↓

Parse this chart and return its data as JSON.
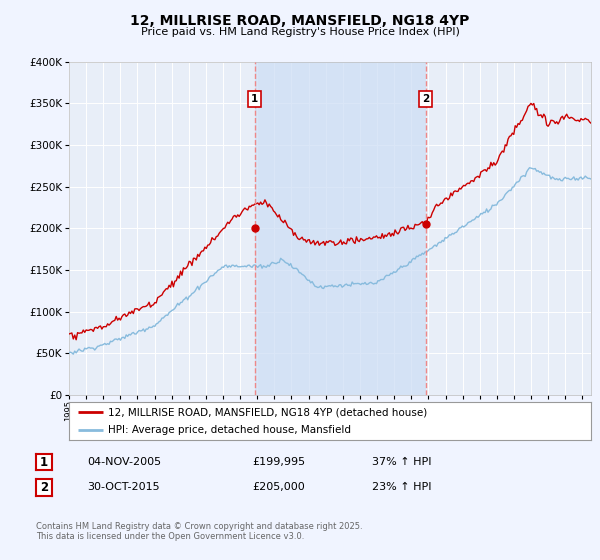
{
  "title": "12, MILLRISE ROAD, MANSFIELD, NG18 4YP",
  "subtitle": "Price paid vs. HM Land Registry's House Price Index (HPI)",
  "red_label": "12, MILLRISE ROAD, MANSFIELD, NG18 4YP (detached house)",
  "blue_label": "HPI: Average price, detached house, Mansfield",
  "annotation1": {
    "label": "1",
    "date": "04-NOV-2005",
    "price": "£199,995",
    "pct": "37% ↑ HPI"
  },
  "annotation2": {
    "label": "2",
    "date": "30-OCT-2015",
    "price": "£205,000",
    "pct": "23% ↑ HPI"
  },
  "footer": "Contains HM Land Registry data © Crown copyright and database right 2025.\nThis data is licensed under the Open Government Licence v3.0.",
  "bg_color": "#f0f4ff",
  "plot_bg": "#e8eef8",
  "shade_color": "#ccddf5",
  "ylim": [
    0,
    400000
  ],
  "xlim_start": 1995.0,
  "xlim_end": 2025.5,
  "vline1_x": 2005.85,
  "vline2_x": 2015.83,
  "sale1_x": 2005.85,
  "sale1_y": 199995,
  "sale2_x": 2015.83,
  "sale2_y": 205000,
  "vline_color": "#ee8888",
  "red_color": "#cc0000",
  "blue_color": "#88bbdd"
}
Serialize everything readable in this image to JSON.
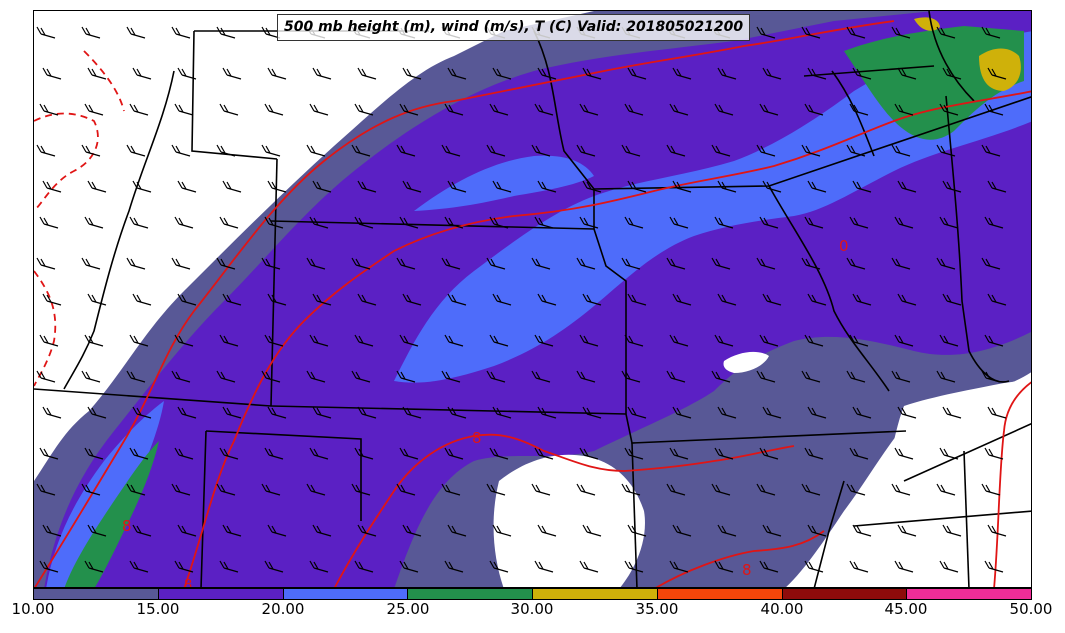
{
  "title": "500 mb height (m), wind (m/s), T (C) Valid: 201805021200",
  "colorbar": {
    "colors": [
      "#585896",
      "#5b20c4",
      "#4e6cfa",
      "#23904c",
      "#cfb10a",
      "#f4460a",
      "#8e0b0b",
      "#ef2d98"
    ],
    "tick_labels": [
      "10.00",
      "15.00",
      "20.00",
      "25.00",
      "30.00",
      "35.00",
      "40.00",
      "45.00",
      "50.00"
    ]
  },
  "map": {
    "background_color": "#ffffff",
    "border_color": "#000000",
    "contour_color": "#e01515",
    "contour_labels": [
      "8",
      "8",
      "8",
      "8",
      "0"
    ]
  }
}
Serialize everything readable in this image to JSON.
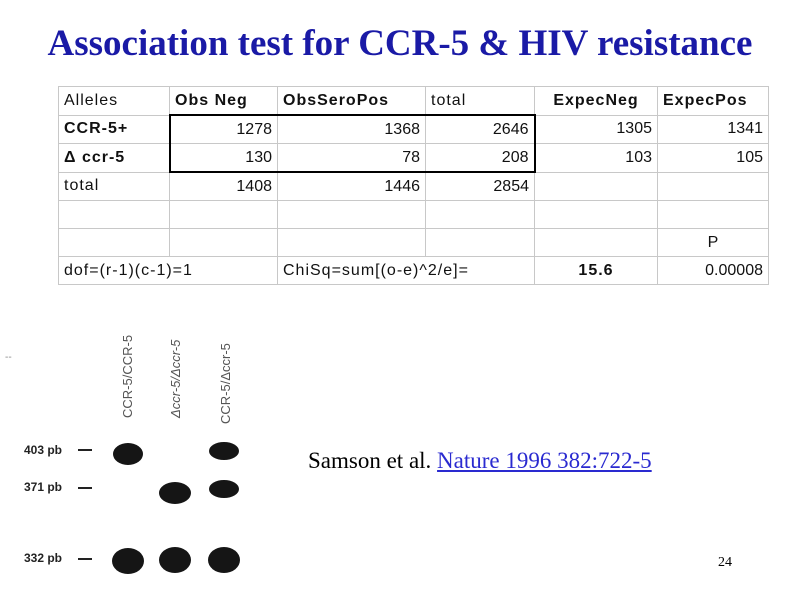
{
  "slide": {
    "title": "Association test for CCR-5 & HIV resistance",
    "page_number": "24"
  },
  "table": {
    "headers": [
      "Alleles",
      "Obs Neg",
      "ObsSeroPos",
      "total",
      "ExpecNeg",
      "ExpecPos"
    ],
    "rows": [
      [
        "CCR-5+",
        "1278",
        "1368",
        "2646",
        "1305",
        "1341"
      ],
      [
        "Δ ccr-5",
        "130",
        "78",
        "208",
        "103",
        "105"
      ],
      [
        "total",
        "1408",
        "1446",
        "2854",
        "",
        ""
      ],
      [
        "",
        "",
        "",
        "",
        "",
        ""
      ],
      [
        "",
        "",
        "",
        "",
        "",
        "P"
      ]
    ],
    "footer": {
      "dof": "dof=(r-1)(c-1)=1",
      "chisq_label": "ChiSq=sum[(o-e)^2/e]=",
      "chisq_value": "15.6",
      "p_value": "0.00008"
    }
  },
  "gel": {
    "lane_labels": [
      "CCR-5/CCR-5",
      "Δccr-5/Δccr-5",
      "CCR-5/Δccr-5"
    ],
    "band_labels": [
      "403 pb",
      "371 pb",
      "332 pb"
    ]
  },
  "citation": {
    "authors": "Samson et al.",
    "link_text": "Nature  1996 382:722-5"
  }
}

↑

▶ **Given request**
In your copy, repeat each record exactly and include no pictures.

▶ **Answer to the task**
Parse this chart and return its data as JSON.
{
  "title": "12, MILLRISE ROAD, MANSFIELD, NG18 4YP",
  "subtitle": "Price paid vs. HM Land Registry's House Price Index (HPI)",
  "red_label": "12, MILLRISE ROAD, MANSFIELD, NG18 4YP (detached house)",
  "blue_label": "HPI: Average price, detached house, Mansfield",
  "annotation1": {
    "label": "1",
    "date": "04-NOV-2005",
    "price": "£199,995",
    "pct": "37% ↑ HPI"
  },
  "annotation2": {
    "label": "2",
    "date": "30-OCT-2015",
    "price": "£205,000",
    "pct": "23% ↑ HPI"
  },
  "footer": "Contains HM Land Registry data © Crown copyright and database right 2025.\nThis data is licensed under the Open Government Licence v3.0.",
  "bg_color": "#f0f4ff",
  "plot_bg": "#e8eef8",
  "shade_color": "#ccddf5",
  "ylim": [
    0,
    400000
  ],
  "xlim_start": 1995.0,
  "xlim_end": 2025.5,
  "vline1_x": 2005.85,
  "vline2_x": 2015.83,
  "sale1_x": 2005.85,
  "sale1_y": 199995,
  "sale2_x": 2015.83,
  "sale2_y": 205000,
  "vline_color": "#ee8888",
  "red_color": "#cc0000",
  "blue_color": "#88bbdd"
}
Serialize everything readable in this image to JSON.
{
  "title": "500 mb height (m), wind (m/s), T (C) Valid: 201805021200",
  "colorbar": {
    "colors": [
      "#585896",
      "#5b20c4",
      "#4e6cfa",
      "#23904c",
      "#cfb10a",
      "#f4460a",
      "#8e0b0b",
      "#ef2d98"
    ],
    "tick_labels": [
      "10.00",
      "15.00",
      "20.00",
      "25.00",
      "30.00",
      "35.00",
      "40.00",
      "45.00",
      "50.00"
    ]
  },
  "map": {
    "background_color": "#ffffff",
    "border_color": "#000000",
    "contour_color": "#e01515",
    "contour_labels": [
      "8",
      "8",
      "8",
      "8",
      "0"
    ]
  }
}
Serialize everything readable in this image to JSON.
{
  "slide": {
    "title": "Association test for CCR-5 & HIV resistance",
    "page_number": "24"
  },
  "table": {
    "headers": [
      "Alleles",
      "Obs Neg",
      "ObsSeroPos",
      "total",
      "ExpecNeg",
      "ExpecPos"
    ],
    "rows": [
      [
        "CCR-5+",
        "1278",
        "1368",
        "2646",
        "1305",
        "1341"
      ],
      [
        "Δ ccr-5",
        "130",
        "78",
        "208",
        "103",
        "105"
      ],
      [
        "total",
        "1408",
        "1446",
        "2854",
        "",
        ""
      ],
      [
        "",
        "",
        "",
        "",
        "",
        ""
      ],
      [
        "",
        "",
        "",
        "",
        "",
        "P"
      ]
    ],
    "footer": {
      "dof": "dof=(r-1)(c-1)=1",
      "chisq_label": "ChiSq=sum[(o-e)^2/e]=",
      "chisq_value": "15.6",
      "p_value": "0.00008"
    }
  },
  "gel": {
    "lane_labels": [
      "CCR-5/CCR-5",
      "Δccr-5/Δccr-5",
      "CCR-5/Δccr-5"
    ],
    "band_labels": [
      "403 pb",
      "371 pb",
      "332 pb"
    ]
  },
  "citation": {
    "authors": "Samson et al.",
    "link_text": "Nature  1996 382:722-5"
  }
}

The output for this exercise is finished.